Arrange the lines of the listing as a numbered list, leaving out any blank lines. Include only the lines from the one containing "legend-marker: [653, 459, 660, 467]" through the one containing "point: [674, 147, 683, 156]", both ends included.

Dataset entries →
## Begin

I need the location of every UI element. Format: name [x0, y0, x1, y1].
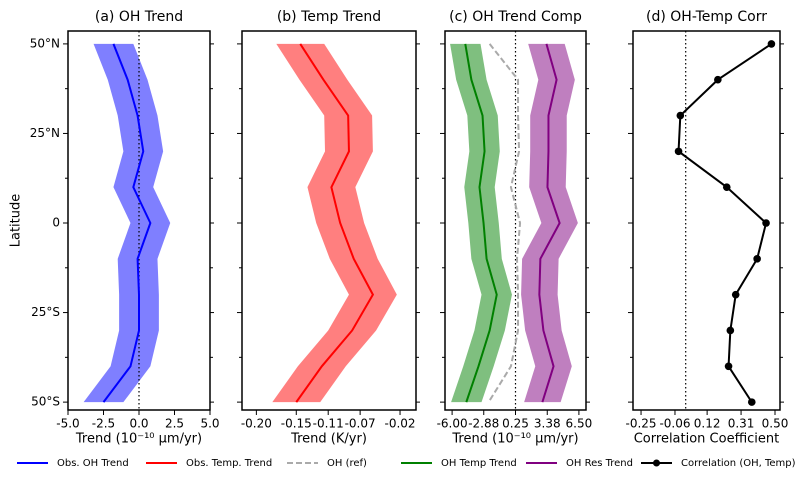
legend-marker: [653, 459, 660, 467]
legend-label: OH Temp Trend: [441, 458, 517, 469]
series-line: [295, 43, 375, 403]
plot-frame: [67, 30, 211, 411]
x-tick-label: -0.02: [385, 417, 416, 431]
point: [724, 362, 733, 371]
point: [676, 111, 685, 120]
x-tick-label: 0.12: [694, 417, 721, 431]
point: [722, 183, 731, 191]
uncertainty-band: [450, 43, 512, 403]
uncertainty-band: [83, 43, 171, 403]
x-tick-label: -0.06: [659, 417, 690, 431]
point: [726, 326, 735, 335]
series-line: [677, 43, 772, 403]
y-tick-label: 0: [52, 216, 60, 230]
x-axis-label: Correlation Coefficient: [634, 432, 780, 447]
x-tick-label: 0.25: [502, 417, 529, 431]
plot-frame: [241, 30, 417, 411]
x-tick-label: 0.0: [129, 417, 148, 431]
x-tick-label: 0.31: [728, 417, 755, 431]
point: [747, 398, 756, 406]
uncertainty-band: [272, 43, 397, 403]
y-tick-label: 50°S: [31, 395, 60, 409]
x-tick-label: 2.5: [165, 417, 184, 431]
y-tick-label: 50°N: [30, 36, 60, 50]
point: [762, 219, 770, 227]
x-tick-label: -0.20: [241, 417, 272, 431]
x-tick-label: -2.5: [92, 417, 115, 431]
x-tick-label: -0.15: [281, 417, 312, 431]
x-tick-label: 5.0: [200, 417, 219, 431]
y-tick-label: 25°S: [31, 305, 60, 319]
legend-label: OH (ref): [327, 458, 367, 469]
series-line: [538, 43, 561, 403]
x-tick-label: -5.0: [56, 417, 79, 431]
plot-frame: [632, 30, 781, 411]
panel-title: (d) OH-Temp Corr: [646, 9, 767, 25]
uncertainty-band: [521, 43, 578, 403]
x-tick-label: -6.00: [437, 417, 468, 431]
series-line: [102, 43, 152, 403]
panel-title: (b) Temp Trend: [277, 9, 381, 25]
point: [731, 290, 740, 299]
legend-label: Correlation (OH, Temp): [681, 458, 796, 469]
x-axis-label: Trend (K/yr): [290, 432, 367, 447]
legend-label: OH Res Trend: [566, 458, 633, 469]
point: [674, 147, 683, 156]
x-axis-label: Trend (10⁻¹⁰ μm/yr): [75, 432, 202, 447]
x-tick-label: 3.38: [534, 417, 561, 431]
point: [753, 255, 761, 263]
panel-title: (a) OH Trend: [95, 9, 183, 25]
x-tick-label: -2.88: [468, 417, 499, 431]
x-tick-label: -0.07: [345, 417, 376, 431]
point: [767, 40, 776, 48]
legend-label: Obs. OH Trend: [57, 458, 129, 469]
legend-label: Obs. Temp. Trend: [186, 458, 272, 469]
x-tick-label: -0.25: [626, 417, 657, 431]
series-line: [464, 43, 498, 403]
point: [714, 75, 722, 84]
plot-frame: [444, 30, 587, 411]
x-tick-label: 6.50: [566, 417, 593, 431]
x-tick-label: -0.11: [313, 417, 344, 431]
y-tick-label: 25°N: [30, 126, 60, 140]
x-tick-label: 0.50: [762, 417, 789, 431]
x-axis-label: Trend (10⁻¹⁰ μm/yr): [451, 432, 578, 447]
series-line: [487, 43, 522, 403]
panel-title: (c) OH Trend Comp: [449, 9, 582, 25]
y-axis-label: Latitude: [9, 194, 24, 248]
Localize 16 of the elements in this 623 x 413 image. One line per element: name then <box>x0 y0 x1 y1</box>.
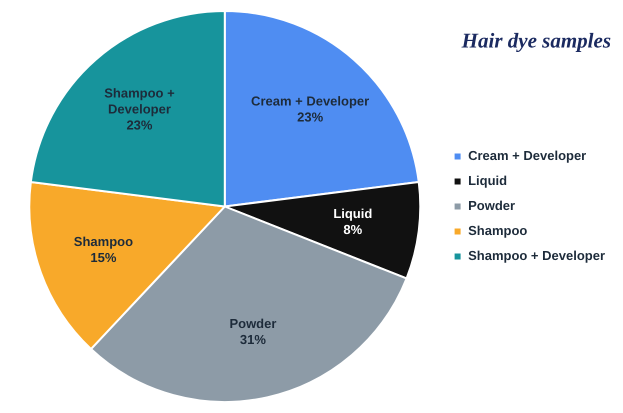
data-label: 31% <box>240 332 266 347</box>
legend-label: Cream + Developer <box>468 148 586 164</box>
data-label: 15% <box>90 250 117 265</box>
slice-label: Liquid <box>333 206 372 222</box>
legend-label: Powder <box>468 198 516 214</box>
slice-label: Shampoo + Developer <box>104 85 176 116</box>
slice-label: Cream + Developer <box>251 93 370 108</box>
slice-label: Shampoo <box>74 234 134 249</box>
legend-label: Liquid <box>468 173 508 188</box>
data-label: 23% <box>297 109 324 124</box>
data-label: 23% <box>126 117 153 132</box>
slice-label: Powder <box>229 316 276 331</box>
text: Hair dye samples <box>460 28 611 52</box>
data-label: 8% <box>343 222 363 238</box>
legend-label: Shampoo + Developer <box>468 248 606 264</box>
legend-label: Shampoo <box>468 223 528 238</box>
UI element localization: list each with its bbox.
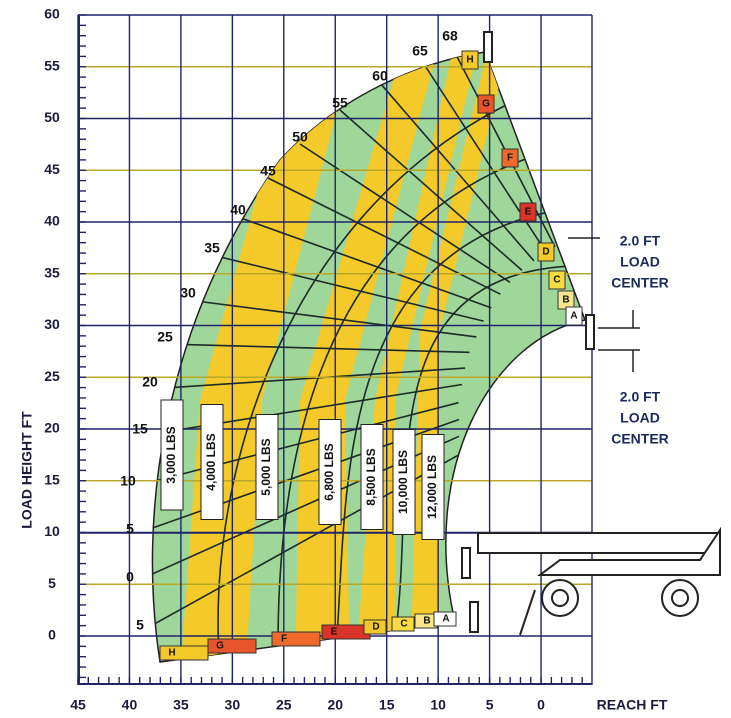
boom-angle-label: 20 [142,374,158,390]
y-axis-label: LOAD HEIGHT FT [19,411,35,529]
boom-angle-label: 55 [332,95,348,111]
boom-angle-label: 15 [132,421,148,437]
x-tick-label: 40 [122,697,138,713]
x-tick-label: 15 [379,697,395,713]
y-tick-label: 15 [44,471,60,487]
load-center-label: CENTER [611,431,669,447]
load-label: 3,000 LBS [164,426,178,483]
boom-angle-label: 65 [412,43,428,59]
x-tick-label: 5 [486,697,494,713]
boom-angle-label: 30 [180,285,196,301]
x-axis-label: REACH FT [597,697,668,713]
extension-letter: G [482,99,490,110]
extension-letter: H [168,648,175,659]
extension-box [272,632,320,646]
extension-letter: A [442,614,449,625]
extension-letter: E [525,207,532,218]
x-tick-label: 20 [327,697,343,713]
load-center-label: LOAD [620,410,660,426]
boom-angle-label: 5 [126,521,134,537]
y-tick-label: 55 [44,57,60,73]
extension-box [160,646,208,660]
x-tick-label: 30 [225,697,241,713]
load-center-label: 2.0 FT [620,233,661,249]
y-tick-label: 60 [44,6,60,22]
load-label: 5,000 LBS [259,438,273,495]
extension-box [322,625,370,639]
boom-angle-label: 35 [204,240,220,256]
extension-letter: C [400,619,407,630]
boom-angle-label: 5 [136,617,144,633]
boom-angle-label: 68 [442,28,458,44]
load-label: 8,500 LBS [364,448,378,505]
y-tick-label: 50 [44,109,60,125]
x-tick-label: 10 [430,697,446,713]
y-tick-label: 10 [44,523,60,539]
load-center-label: 2.0 FT [620,389,661,405]
extension-letter: B [423,616,430,627]
extension-letter: D [542,247,549,258]
y-tick-label: 0 [48,627,56,643]
y-tick-label: 5 [48,575,56,591]
x-tick-label: 25 [276,697,292,713]
y-tick-label: 35 [44,264,60,280]
extension-letter: F [281,634,287,645]
load-label: 6,800 LBS [322,443,336,500]
load-center-arrow [598,350,640,372]
y-tick-label: 30 [44,316,60,332]
load-center-arrow [598,310,640,328]
load-label: 10,000 LBS [396,450,410,514]
extension-letter: H [466,55,473,66]
x-tick-label: 0 [537,697,545,713]
load-chart: HGFEDCBAHGFEDCBA 05101520253035404550556… [0,0,731,718]
x-tick-label: 45 [70,697,86,713]
y-tick-label: 40 [44,213,60,229]
extension-letter: A [570,311,577,322]
boom-angle-label: 25 [157,329,173,345]
extension-letter: E [331,627,338,638]
boom-angle-label: 0 [126,569,134,585]
y-tick-label: 20 [44,420,60,436]
x-tick-label: 35 [173,697,189,713]
load-center-label: CENTER [611,275,669,291]
extension-letter: B [562,295,569,306]
load-label: 4,000 LBS [204,433,218,490]
extension-letter: F [507,153,513,164]
load-center-label: LOAD [620,254,660,270]
extension-letter: C [553,275,560,286]
boom-angle-label: 60 [372,68,388,84]
boom-angle-label: 50 [292,129,308,145]
boom-angle-label: 40 [230,202,246,218]
y-tick-label: 45 [44,161,60,177]
boom-angle-label: 10 [120,473,136,489]
load-label: 12,000 LBS [425,455,439,519]
y-tick-label: 25 [44,368,60,384]
extension-letter: D [372,622,379,633]
boom-angle-label: 45 [260,163,276,179]
extension-letter: G [216,641,224,652]
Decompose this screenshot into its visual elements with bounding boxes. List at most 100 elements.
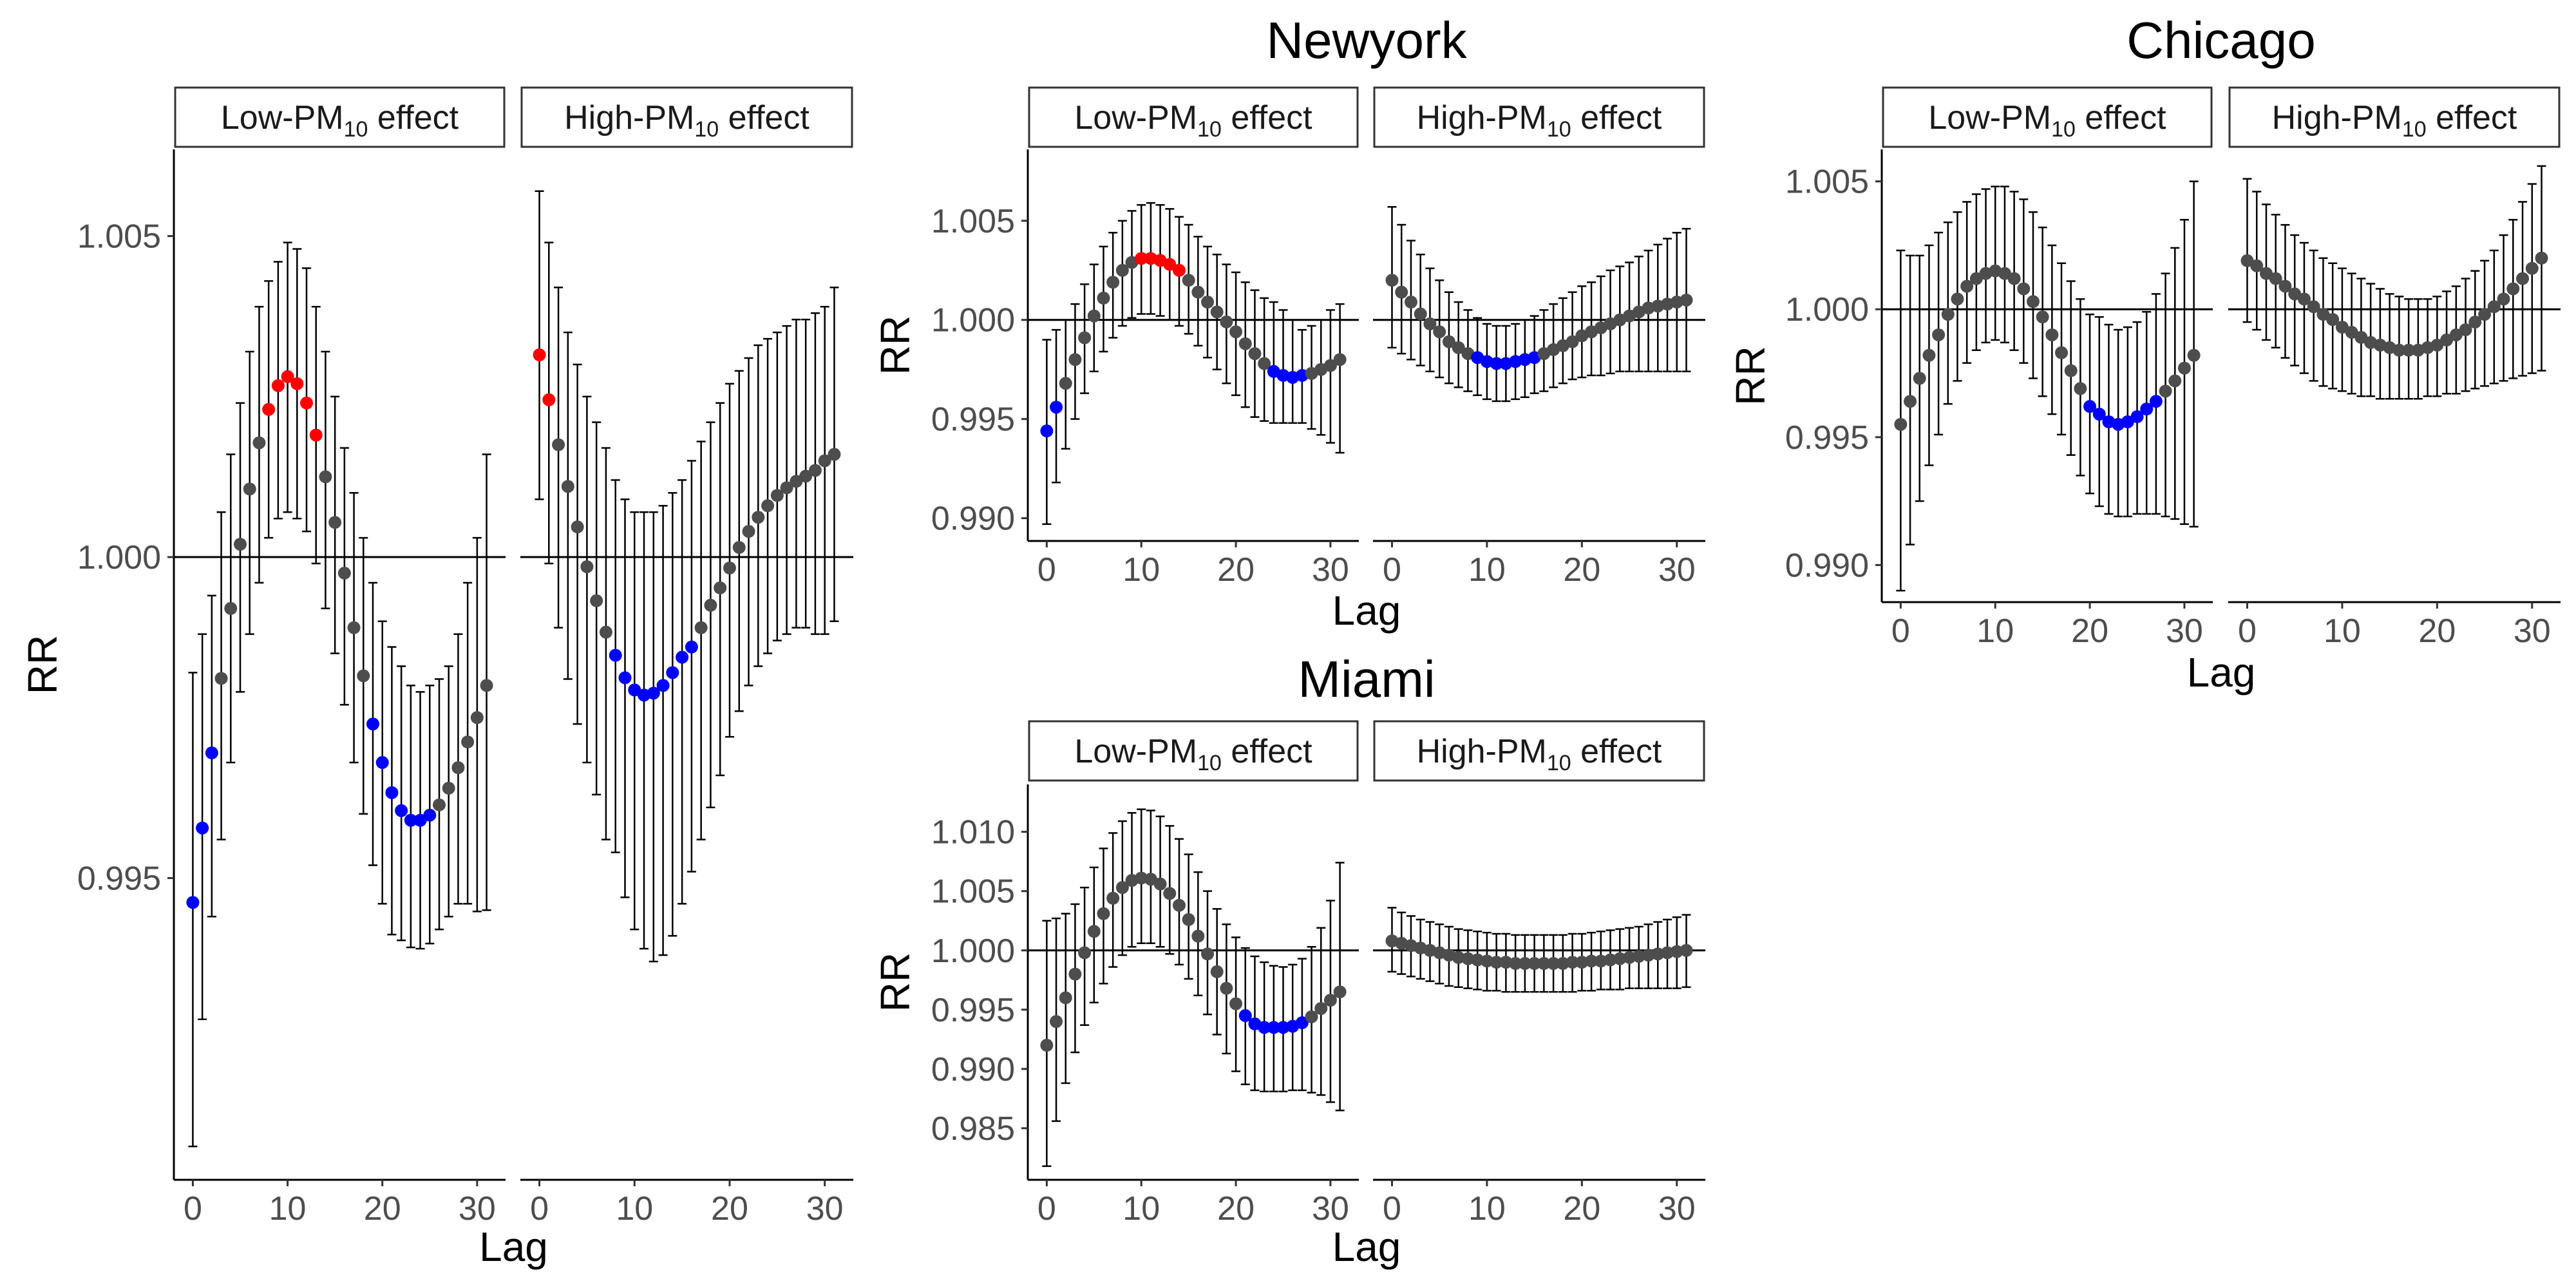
data-point: [1941, 308, 1955, 321]
data-point: [1556, 957, 1569, 971]
data-point: [580, 560, 594, 573]
data-point: [2055, 346, 2069, 359]
data-point: [1314, 1001, 1328, 1015]
data-point: [1566, 335, 1579, 348]
data-point: [461, 735, 475, 749]
data-point: [196, 821, 209, 835]
data-point: [319, 470, 332, 484]
strip-label-suffix: effect: [2076, 99, 2166, 137]
data-point: [2402, 343, 2416, 357]
data-point: [375, 756, 389, 770]
data-point: [1220, 981, 1233, 995]
data-point: [2392, 343, 2406, 357]
data-point: [1528, 957, 1541, 971]
data-point: [433, 798, 446, 811]
data-point: [704, 598, 717, 612]
y-tick-label: 1.005: [931, 203, 1015, 240]
data-point: [761, 499, 775, 513]
data-point: [1295, 1016, 1309, 1030]
x-tick-label: 30: [1312, 551, 1349, 589]
data-point: [1135, 252, 1148, 265]
y-tick-label: 0.995: [77, 860, 161, 897]
data-point: [571, 520, 584, 534]
data-point: [609, 649, 622, 662]
data-point: [1238, 337, 1252, 350]
data-point: [186, 896, 200, 909]
data-point: [1248, 347, 1262, 361]
data-point: [2177, 361, 2191, 375]
x-tick-label: 10: [2324, 612, 2361, 650]
strip-label-prefix: High-PM: [1417, 99, 1547, 137]
data-point: [2335, 321, 2349, 334]
data-point: [2045, 328, 2059, 341]
x-tick-label: 10: [269, 1190, 307, 1227]
data-point: [1395, 285, 1408, 299]
strip-label-subscript: 10: [2051, 117, 2076, 142]
chart-title: Newyork: [1266, 12, 1467, 69]
data-point: [1059, 377, 1072, 390]
x-axis-title: Lag: [479, 1224, 548, 1270]
strip-box: [1028, 720, 1359, 782]
chart-title: Miami: [1298, 650, 1435, 708]
data-point: [561, 480, 574, 493]
data-point: [2259, 267, 2273, 280]
x-tick-label: 30: [1658, 551, 1696, 589]
data-point: [366, 717, 379, 731]
data-point: [1385, 274, 1399, 287]
data-point: [271, 379, 285, 392]
data-point: [1097, 291, 1110, 305]
data-point: [451, 761, 465, 774]
data-point: [404, 813, 417, 827]
data-point: [357, 669, 370, 683]
data-point: [628, 683, 641, 697]
strip-box: [1882, 86, 2213, 148]
strip-label-subscript: 10: [1547, 751, 1571, 775]
data-point: [262, 402, 276, 416]
data-point: [742, 525, 755, 538]
strip-label-subscript: 10: [2402, 117, 2427, 142]
x-tick-label: 20: [1217, 1190, 1255, 1227]
data-point: [1613, 952, 1627, 965]
data-point: [2036, 310, 2049, 324]
data-point: [1191, 285, 1205, 299]
x-tick-label: 0: [1037, 551, 1056, 589]
data-point: [480, 679, 493, 692]
data-point: [1661, 946, 1674, 960]
data-point: [2440, 333, 2454, 346]
data-point: [2297, 292, 2311, 306]
data-point: [1267, 1021, 1280, 1034]
x-tick-label: 20: [1217, 551, 1255, 589]
x-tick-label: 20: [1563, 1190, 1600, 1227]
strip-label-prefix: High-PM: [2272, 99, 2402, 137]
data-point: [1894, 417, 1908, 431]
data-point: [1452, 341, 1465, 354]
data-point: [2121, 415, 2134, 428]
data-point: [1040, 424, 1054, 438]
data-point: [2535, 251, 2548, 265]
x-tick-label: 10: [1122, 551, 1160, 589]
data-point: [808, 464, 822, 477]
data-point: [243, 482, 256, 496]
x-tick-label: 20: [1563, 551, 1600, 589]
strip-label-suffix: effect: [719, 99, 810, 137]
strip-label: High-PM10 effect: [2272, 99, 2517, 142]
y-axis-title: RR: [872, 316, 918, 375]
data-point: [1969, 272, 1983, 285]
data-point: [423, 808, 437, 822]
data-point: [1642, 949, 1655, 962]
data-point: [1680, 293, 1693, 307]
data-point: [1087, 925, 1101, 938]
data-point: [1518, 957, 1531, 971]
data-point: [1068, 353, 1082, 366]
data-point: [694, 621, 708, 634]
data-point: [2478, 308, 2492, 321]
data-point: [2278, 279, 2292, 293]
strip-label-subscript: 10: [1547, 117, 1571, 142]
x-tick-label: 0: [2238, 612, 2257, 650]
data-point: [1490, 357, 1503, 370]
strip-label: Low-PM10 effect: [221, 99, 459, 142]
y-tick-label: 1.000: [1785, 291, 1869, 328]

## End

Task result →
1. legend-marker: [653, 459, 660, 467]
2. legend-label: OH Temp Trend: [441, 458, 517, 469]
3. series-line: [295, 43, 375, 403]
4. plot-frame: [67, 30, 211, 411]
5. x-tick-label: -0.02: [385, 417, 416, 431]
6. point: [724, 362, 733, 371]
7. point: [676, 111, 685, 120]
8. x-tick-label: 0.12: [694, 417, 721, 431]
9. point: [722, 183, 731, 191]
10. uncertainty-band: [450, 43, 512, 403]
11. uncertainty-band: [83, 43, 171, 403]
12. x-tick-label: -0.06: [659, 417, 690, 431]
13. point: [726, 326, 735, 335]
14. series-line: [677, 43, 772, 403]
15. y-tick-label: 0: [52, 216, 60, 230]
16. x-axis-label: Correlation Coefficient: [634, 432, 780, 447]
17. x-tick-label: 0.25: [502, 417, 529, 431]
18. plot-frame: [241, 30, 417, 411]
19. x-tick-label: 0.0: [129, 417, 148, 431]
20. x-tick-label: 0.31: [728, 417, 755, 431]
21. point: [747, 398, 756, 406]
22. uncertainty-band: [272, 43, 397, 403]
23. y-tick-label: 50°S: [31, 395, 60, 409]
24. x-tick-label: 2.5: [165, 417, 184, 431]
25. y-tick-label: 50°N: [30, 36, 60, 50]
26. point: [762, 219, 770, 227]
27. x-tick-label: -0.20: [241, 417, 272, 431]
28. x-tick-label: -2.5: [92, 417, 115, 431]
29. x-tick-label: -0.15: [281, 417, 312, 431]
30. x-tick-label: 5.0: [200, 417, 219, 431]
31. y-tick-label: 25°S: [31, 305, 60, 319]
32. legend-label: OH (ref): [327, 458, 367, 469]
33. series-line: [538, 43, 561, 403]
34. x-tick-label: -5.0: [56, 417, 79, 431]
35. plot-frame: [632, 30, 781, 411]
36. panel-title: (d) OH-Temp Corr: [646, 9, 767, 25]
37. uncertainty-band: [521, 43, 578, 403]
38. x-tick-label: -6.00: [437, 417, 468, 431]
39. series-line: [102, 43, 152, 403]
40. panel-title: (b) Temp Trend: [277, 9, 381, 25]
41. point: [731, 290, 740, 299]
42. legend-label: Correlation (OH, Temp): [681, 458, 796, 469]
43. x-axis-label: Trend (K/yr): [290, 432, 367, 447]
44. legend-label: OH Res Trend: [566, 458, 633, 469]
45. point: [674, 147, 683, 156]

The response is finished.